§ **SHORT TASK**:
Please print the records from their first line through the line that contains "- tree-node: [227, 38, 247, 58]", including both ends and keeping every line unchanged.

§ **DATA SUPPLIED**:
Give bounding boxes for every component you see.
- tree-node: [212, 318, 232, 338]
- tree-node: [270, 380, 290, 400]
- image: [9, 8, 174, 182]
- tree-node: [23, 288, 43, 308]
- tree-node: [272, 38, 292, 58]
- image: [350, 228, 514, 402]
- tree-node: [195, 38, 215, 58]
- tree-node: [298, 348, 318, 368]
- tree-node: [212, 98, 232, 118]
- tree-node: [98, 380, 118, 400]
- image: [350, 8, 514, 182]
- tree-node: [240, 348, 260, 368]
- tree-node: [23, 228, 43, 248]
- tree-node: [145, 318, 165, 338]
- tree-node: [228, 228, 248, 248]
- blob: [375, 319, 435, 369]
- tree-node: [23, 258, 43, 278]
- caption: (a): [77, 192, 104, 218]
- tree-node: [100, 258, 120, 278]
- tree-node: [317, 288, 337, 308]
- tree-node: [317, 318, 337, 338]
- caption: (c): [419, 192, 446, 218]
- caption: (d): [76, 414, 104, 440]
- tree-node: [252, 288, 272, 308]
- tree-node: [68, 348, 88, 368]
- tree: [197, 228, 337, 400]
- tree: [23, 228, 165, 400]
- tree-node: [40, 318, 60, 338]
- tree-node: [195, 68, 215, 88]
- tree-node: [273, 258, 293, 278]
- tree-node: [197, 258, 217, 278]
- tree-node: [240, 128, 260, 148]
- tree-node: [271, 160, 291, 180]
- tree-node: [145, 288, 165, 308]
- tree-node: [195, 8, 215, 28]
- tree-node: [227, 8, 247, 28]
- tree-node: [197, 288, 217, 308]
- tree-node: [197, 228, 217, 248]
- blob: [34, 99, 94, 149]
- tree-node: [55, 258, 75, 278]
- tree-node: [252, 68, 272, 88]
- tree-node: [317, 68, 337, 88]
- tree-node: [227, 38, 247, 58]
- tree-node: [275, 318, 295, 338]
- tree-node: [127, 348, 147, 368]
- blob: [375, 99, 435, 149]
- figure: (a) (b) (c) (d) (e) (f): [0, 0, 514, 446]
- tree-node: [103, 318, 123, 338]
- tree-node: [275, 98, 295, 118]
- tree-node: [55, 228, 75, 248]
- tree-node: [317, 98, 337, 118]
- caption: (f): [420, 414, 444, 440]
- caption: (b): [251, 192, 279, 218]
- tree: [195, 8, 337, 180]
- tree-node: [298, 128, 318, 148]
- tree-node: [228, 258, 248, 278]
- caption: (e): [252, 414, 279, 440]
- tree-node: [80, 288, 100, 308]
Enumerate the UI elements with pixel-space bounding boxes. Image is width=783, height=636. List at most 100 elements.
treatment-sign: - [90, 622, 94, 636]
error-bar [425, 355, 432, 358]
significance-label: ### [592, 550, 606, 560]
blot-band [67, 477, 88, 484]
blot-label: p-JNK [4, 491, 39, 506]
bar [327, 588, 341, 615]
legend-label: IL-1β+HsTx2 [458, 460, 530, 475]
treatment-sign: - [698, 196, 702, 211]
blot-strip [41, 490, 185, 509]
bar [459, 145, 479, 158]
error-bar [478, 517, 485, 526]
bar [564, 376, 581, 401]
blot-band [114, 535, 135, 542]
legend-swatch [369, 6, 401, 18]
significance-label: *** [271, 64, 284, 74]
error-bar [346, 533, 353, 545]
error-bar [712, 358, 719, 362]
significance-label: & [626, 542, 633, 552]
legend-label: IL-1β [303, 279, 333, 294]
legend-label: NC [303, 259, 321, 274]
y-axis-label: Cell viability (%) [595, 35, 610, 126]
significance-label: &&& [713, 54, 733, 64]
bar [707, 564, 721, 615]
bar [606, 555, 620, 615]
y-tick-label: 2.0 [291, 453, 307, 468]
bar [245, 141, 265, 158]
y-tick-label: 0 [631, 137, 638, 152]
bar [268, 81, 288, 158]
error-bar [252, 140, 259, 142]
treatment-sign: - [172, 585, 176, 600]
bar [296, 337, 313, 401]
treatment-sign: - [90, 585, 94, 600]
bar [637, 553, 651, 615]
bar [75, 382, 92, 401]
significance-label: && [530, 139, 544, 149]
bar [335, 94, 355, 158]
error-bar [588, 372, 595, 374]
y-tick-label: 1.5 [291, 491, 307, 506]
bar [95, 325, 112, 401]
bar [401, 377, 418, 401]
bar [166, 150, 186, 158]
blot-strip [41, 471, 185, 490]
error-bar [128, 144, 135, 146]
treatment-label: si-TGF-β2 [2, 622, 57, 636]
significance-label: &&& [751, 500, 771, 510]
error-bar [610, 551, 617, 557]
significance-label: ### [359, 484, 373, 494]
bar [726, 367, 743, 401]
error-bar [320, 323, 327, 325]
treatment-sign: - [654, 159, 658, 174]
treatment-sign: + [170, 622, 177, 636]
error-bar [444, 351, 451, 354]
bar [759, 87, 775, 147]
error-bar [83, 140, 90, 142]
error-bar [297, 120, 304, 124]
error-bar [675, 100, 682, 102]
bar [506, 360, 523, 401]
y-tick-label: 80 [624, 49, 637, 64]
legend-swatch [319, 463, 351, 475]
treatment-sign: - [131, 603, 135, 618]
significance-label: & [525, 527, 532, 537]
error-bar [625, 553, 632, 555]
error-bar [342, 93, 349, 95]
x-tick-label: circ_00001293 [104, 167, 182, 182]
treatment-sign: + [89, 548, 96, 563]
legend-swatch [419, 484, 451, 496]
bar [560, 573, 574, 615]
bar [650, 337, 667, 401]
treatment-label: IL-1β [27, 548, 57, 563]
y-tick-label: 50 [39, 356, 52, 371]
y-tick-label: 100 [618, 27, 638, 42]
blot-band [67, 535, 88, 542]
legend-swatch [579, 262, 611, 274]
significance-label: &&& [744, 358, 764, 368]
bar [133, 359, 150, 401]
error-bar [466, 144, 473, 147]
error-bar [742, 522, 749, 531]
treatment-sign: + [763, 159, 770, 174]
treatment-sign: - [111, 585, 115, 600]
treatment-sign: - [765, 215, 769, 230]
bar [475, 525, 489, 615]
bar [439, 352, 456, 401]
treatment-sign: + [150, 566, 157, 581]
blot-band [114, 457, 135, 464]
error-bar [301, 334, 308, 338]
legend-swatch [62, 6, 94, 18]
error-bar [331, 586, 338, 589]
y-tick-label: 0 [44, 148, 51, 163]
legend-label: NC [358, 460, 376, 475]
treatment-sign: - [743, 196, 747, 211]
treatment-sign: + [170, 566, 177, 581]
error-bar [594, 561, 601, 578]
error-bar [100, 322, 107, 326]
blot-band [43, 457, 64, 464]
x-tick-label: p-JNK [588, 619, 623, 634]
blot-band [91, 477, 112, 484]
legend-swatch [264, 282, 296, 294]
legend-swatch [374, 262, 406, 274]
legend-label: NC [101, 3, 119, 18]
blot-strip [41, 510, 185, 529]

§ **EXPECTED ANSWER**:
Give bounding boxes for every component you see.
- tree-node: [212, 318, 232, 338]
- tree-node: [270, 380, 290, 400]
- image: [9, 8, 174, 182]
- tree-node: [23, 288, 43, 308]
- tree-node: [272, 38, 292, 58]
- image: [350, 228, 514, 402]
- tree-node: [195, 38, 215, 58]
- tree-node: [298, 348, 318, 368]
- tree-node: [212, 98, 232, 118]
- tree-node: [98, 380, 118, 400]
- image: [350, 8, 514, 182]
- tree-node: [240, 348, 260, 368]
- tree-node: [23, 228, 43, 248]
- tree-node: [145, 318, 165, 338]
- tree-node: [228, 228, 248, 248]
- blob: [375, 319, 435, 369]
- tree-node: [23, 258, 43, 278]
- caption: (a): [77, 192, 104, 218]
- tree-node: [100, 258, 120, 278]
- tree-node: [317, 288, 337, 308]
- tree-node: [317, 318, 337, 338]
- caption: (c): [419, 192, 446, 218]
- caption: (d): [76, 414, 104, 440]
- tree-node: [252, 288, 272, 308]
- tree-node: [68, 348, 88, 368]
- tree: [197, 228, 337, 400]
- tree: [23, 228, 165, 400]
- tree-node: [40, 318, 60, 338]
- tree-node: [195, 68, 215, 88]
- tree-node: [273, 258, 293, 278]
- tree-node: [197, 258, 217, 278]
- tree-node: [240, 128, 260, 148]
- tree-node: [271, 160, 291, 180]
- tree-node: [145, 288, 165, 308]
- tree-node: [195, 8, 215, 28]
- tree-node: [227, 8, 247, 28]
- tree-node: [197, 288, 217, 308]
- tree-node: [197, 228, 217, 248]
- blob: [34, 99, 94, 149]
- tree-node: [55, 258, 75, 278]
- tree-node: [252, 68, 272, 88]
- tree-node: [317, 68, 337, 88]
- tree-node: [227, 38, 247, 58]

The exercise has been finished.